● **Problem requirements**:
Copy each of the following lines verbatim, keeping every character and coordinate unchanged.

● **Source records**:
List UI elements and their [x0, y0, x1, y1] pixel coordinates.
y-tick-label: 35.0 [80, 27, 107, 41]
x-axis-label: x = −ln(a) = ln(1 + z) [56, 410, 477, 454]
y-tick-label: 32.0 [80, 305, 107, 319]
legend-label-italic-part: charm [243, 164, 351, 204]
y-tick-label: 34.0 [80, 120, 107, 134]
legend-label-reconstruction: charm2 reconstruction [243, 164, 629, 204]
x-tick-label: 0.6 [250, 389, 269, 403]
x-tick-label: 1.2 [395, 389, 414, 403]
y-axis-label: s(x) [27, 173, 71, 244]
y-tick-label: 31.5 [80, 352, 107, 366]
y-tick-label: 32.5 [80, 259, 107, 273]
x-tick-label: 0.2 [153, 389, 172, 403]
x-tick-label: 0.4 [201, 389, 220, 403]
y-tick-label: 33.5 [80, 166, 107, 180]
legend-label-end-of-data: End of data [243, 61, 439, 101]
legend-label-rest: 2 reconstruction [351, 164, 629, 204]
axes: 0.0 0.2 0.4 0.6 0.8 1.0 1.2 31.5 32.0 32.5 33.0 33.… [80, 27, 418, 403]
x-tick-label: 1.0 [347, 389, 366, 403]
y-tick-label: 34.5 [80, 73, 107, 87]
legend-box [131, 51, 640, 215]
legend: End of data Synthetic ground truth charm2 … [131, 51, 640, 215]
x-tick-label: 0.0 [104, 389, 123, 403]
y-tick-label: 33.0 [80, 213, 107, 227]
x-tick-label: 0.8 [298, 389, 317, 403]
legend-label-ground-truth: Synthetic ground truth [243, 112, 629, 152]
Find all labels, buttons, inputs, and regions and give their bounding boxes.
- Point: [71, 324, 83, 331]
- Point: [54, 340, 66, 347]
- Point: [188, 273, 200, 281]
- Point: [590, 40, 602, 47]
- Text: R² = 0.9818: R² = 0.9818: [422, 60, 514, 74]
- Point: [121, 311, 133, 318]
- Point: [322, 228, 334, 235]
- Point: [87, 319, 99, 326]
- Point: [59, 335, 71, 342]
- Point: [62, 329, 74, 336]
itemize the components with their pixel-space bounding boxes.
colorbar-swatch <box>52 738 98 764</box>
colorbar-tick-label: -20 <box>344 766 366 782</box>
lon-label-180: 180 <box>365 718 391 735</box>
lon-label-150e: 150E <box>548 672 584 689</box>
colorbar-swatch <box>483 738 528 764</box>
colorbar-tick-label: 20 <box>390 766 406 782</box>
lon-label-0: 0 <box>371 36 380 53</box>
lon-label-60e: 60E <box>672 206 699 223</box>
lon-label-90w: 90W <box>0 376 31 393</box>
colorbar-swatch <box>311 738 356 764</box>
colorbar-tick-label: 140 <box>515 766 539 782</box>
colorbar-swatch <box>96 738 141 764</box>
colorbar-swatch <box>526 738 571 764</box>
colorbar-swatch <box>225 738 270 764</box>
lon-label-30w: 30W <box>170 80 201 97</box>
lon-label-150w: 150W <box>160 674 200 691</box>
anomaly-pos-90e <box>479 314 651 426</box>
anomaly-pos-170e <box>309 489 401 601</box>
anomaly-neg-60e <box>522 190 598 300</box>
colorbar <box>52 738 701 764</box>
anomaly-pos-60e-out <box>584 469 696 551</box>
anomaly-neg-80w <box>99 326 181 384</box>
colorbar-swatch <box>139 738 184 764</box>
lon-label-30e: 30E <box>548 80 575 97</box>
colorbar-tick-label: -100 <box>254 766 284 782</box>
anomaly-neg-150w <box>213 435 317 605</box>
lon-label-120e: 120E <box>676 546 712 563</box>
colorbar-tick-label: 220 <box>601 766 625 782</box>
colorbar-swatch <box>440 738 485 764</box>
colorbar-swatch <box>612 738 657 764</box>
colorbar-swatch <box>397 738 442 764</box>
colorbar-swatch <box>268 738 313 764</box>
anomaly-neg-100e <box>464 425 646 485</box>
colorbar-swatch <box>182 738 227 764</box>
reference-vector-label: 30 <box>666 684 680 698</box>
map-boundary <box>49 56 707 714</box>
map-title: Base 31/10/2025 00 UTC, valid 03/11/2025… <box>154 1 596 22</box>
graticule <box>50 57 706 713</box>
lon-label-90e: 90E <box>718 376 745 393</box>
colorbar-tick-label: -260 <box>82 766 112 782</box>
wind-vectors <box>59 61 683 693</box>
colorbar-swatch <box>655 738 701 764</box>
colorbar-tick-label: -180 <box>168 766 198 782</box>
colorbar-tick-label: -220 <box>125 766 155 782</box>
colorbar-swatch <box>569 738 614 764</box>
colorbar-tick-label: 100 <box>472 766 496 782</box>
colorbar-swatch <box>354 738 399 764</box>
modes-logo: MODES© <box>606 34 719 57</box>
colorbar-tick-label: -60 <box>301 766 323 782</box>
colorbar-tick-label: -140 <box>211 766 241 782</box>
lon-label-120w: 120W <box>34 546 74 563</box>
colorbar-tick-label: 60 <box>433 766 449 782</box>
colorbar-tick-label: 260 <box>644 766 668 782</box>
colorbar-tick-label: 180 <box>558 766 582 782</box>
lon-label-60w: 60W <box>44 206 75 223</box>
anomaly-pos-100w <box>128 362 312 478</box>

● **Answer to this exercise**:
List UI elements and their [x0, y0, x1, y1] pixel coordinates.
y-tick-label: 35.0 [80, 27, 107, 41]
x-axis-label: x = −ln(a) = ln(1 + z) [56, 410, 477, 454]
y-tick-label: 32.0 [80, 305, 107, 319]
legend-label-italic-part: charm [243, 164, 351, 204]
y-tick-label: 34.0 [80, 120, 107, 134]
legend-label-reconstruction: charm2 reconstruction [243, 164, 629, 204]
x-tick-label: 0.6 [250, 389, 269, 403]
x-tick-label: 1.2 [395, 389, 414, 403]
y-axis-label: s(x) [27, 173, 71, 244]
y-tick-label: 31.5 [80, 352, 107, 366]
y-tick-label: 32.5 [80, 259, 107, 273]
x-tick-label: 0.2 [153, 389, 172, 403]
x-tick-label: 0.4 [201, 389, 220, 403]
y-tick-label: 33.5 [80, 166, 107, 180]
legend-label-end-of-data: End of data [243, 61, 439, 101]
legend-label-rest: 2 reconstruction [351, 164, 629, 204]
axes: 0.0 0.2 0.4 0.6 0.8 1.0 1.2 31.5 32.0 32.5 33.0 33.… [80, 27, 418, 403]
x-tick-label: 1.0 [347, 389, 366, 403]
y-tick-label: 34.5 [80, 73, 107, 87]
legend-box [131, 51, 640, 215]
legend: End of data Synthetic ground truth charm2 … [131, 51, 640, 215]
x-tick-label: 0.0 [104, 389, 123, 403]
y-tick-label: 33.0 [80, 213, 107, 227]
x-tick-label: 0.8 [298, 389, 317, 403]
legend-label-ground-truth: Synthetic ground truth [243, 112, 629, 152]
Find all labels, buttons, inputs, and regions and give their bounding boxes.
- Point: [71, 324, 83, 331]
- Point: [54, 340, 66, 347]
- Point: [188, 273, 200, 281]
- Point: [590, 40, 602, 47]
- Text: R² = 0.9818: R² = 0.9818: [422, 60, 514, 74]
- Point: [121, 311, 133, 318]
- Point: [322, 228, 334, 235]
- Point: [87, 319, 99, 326]
- Point: [59, 335, 71, 342]
- Point: [62, 329, 74, 336]
itemize the components with their pixel-space bounding boxes.
colorbar-swatch <box>52 738 98 764</box>
colorbar-tick-label: -20 <box>344 766 366 782</box>
lon-label-180: 180 <box>365 718 391 735</box>
lon-label-150e: 150E <box>548 672 584 689</box>
colorbar-swatch <box>483 738 528 764</box>
colorbar-tick-label: 20 <box>390 766 406 782</box>
lon-label-0: 0 <box>371 36 380 53</box>
lon-label-60e: 60E <box>672 206 699 223</box>
lon-label-90w: 90W <box>0 376 31 393</box>
colorbar-swatch <box>311 738 356 764</box>
colorbar-tick-label: 140 <box>515 766 539 782</box>
colorbar-swatch <box>96 738 141 764</box>
colorbar-swatch <box>526 738 571 764</box>
colorbar-swatch <box>225 738 270 764</box>
lon-label-30w: 30W <box>170 80 201 97</box>
lon-label-150w: 150W <box>160 674 200 691</box>
anomaly-pos-90e <box>479 314 651 426</box>
anomaly-pos-170e <box>309 489 401 601</box>
anomaly-neg-60e <box>522 190 598 300</box>
colorbar <box>52 738 701 764</box>
anomaly-pos-60e-out <box>584 469 696 551</box>
anomaly-neg-80w <box>99 326 181 384</box>
colorbar-swatch <box>139 738 184 764</box>
lon-label-30e: 30E <box>548 80 575 97</box>
colorbar-tick-label: -100 <box>254 766 284 782</box>
anomaly-neg-150w <box>213 435 317 605</box>
lon-label-120e: 120E <box>676 546 712 563</box>
colorbar-tick-label: 220 <box>601 766 625 782</box>
colorbar-swatch <box>440 738 485 764</box>
colorbar-swatch <box>612 738 657 764</box>
colorbar-swatch <box>397 738 442 764</box>
colorbar-swatch <box>268 738 313 764</box>
anomaly-neg-100e <box>464 425 646 485</box>
colorbar-swatch <box>182 738 227 764</box>
reference-vector-label: 30 <box>666 684 680 698</box>
map-boundary <box>49 56 707 714</box>
map-title: Base 31/10/2025 00 UTC, valid 03/11/2025… <box>154 1 596 22</box>
graticule <box>50 57 706 713</box>
lon-label-90e: 90E <box>718 376 745 393</box>
colorbar-tick-label: -260 <box>82 766 112 782</box>
wind-vectors <box>59 61 683 693</box>
colorbar-swatch <box>655 738 701 764</box>
colorbar-tick-label: -180 <box>168 766 198 782</box>
colorbar-tick-label: -220 <box>125 766 155 782</box>
colorbar-swatch <box>569 738 614 764</box>
colorbar-tick-label: 100 <box>472 766 496 782</box>
colorbar-swatch <box>354 738 399 764</box>
modes-logo: MODES© <box>606 34 719 57</box>
colorbar-tick-label: -60 <box>301 766 323 782</box>
colorbar-tick-label: -140 <box>211 766 241 782</box>
lon-label-120w: 120W <box>34 546 74 563</box>
colorbar-tick-label: 60 <box>433 766 449 782</box>
colorbar-tick-label: 260 <box>644 766 668 782</box>
colorbar-tick-label: 180 <box>558 766 582 782</box>
lon-label-60w: 60W <box>44 206 75 223</box>
anomaly-pos-100w <box>128 362 312 478</box>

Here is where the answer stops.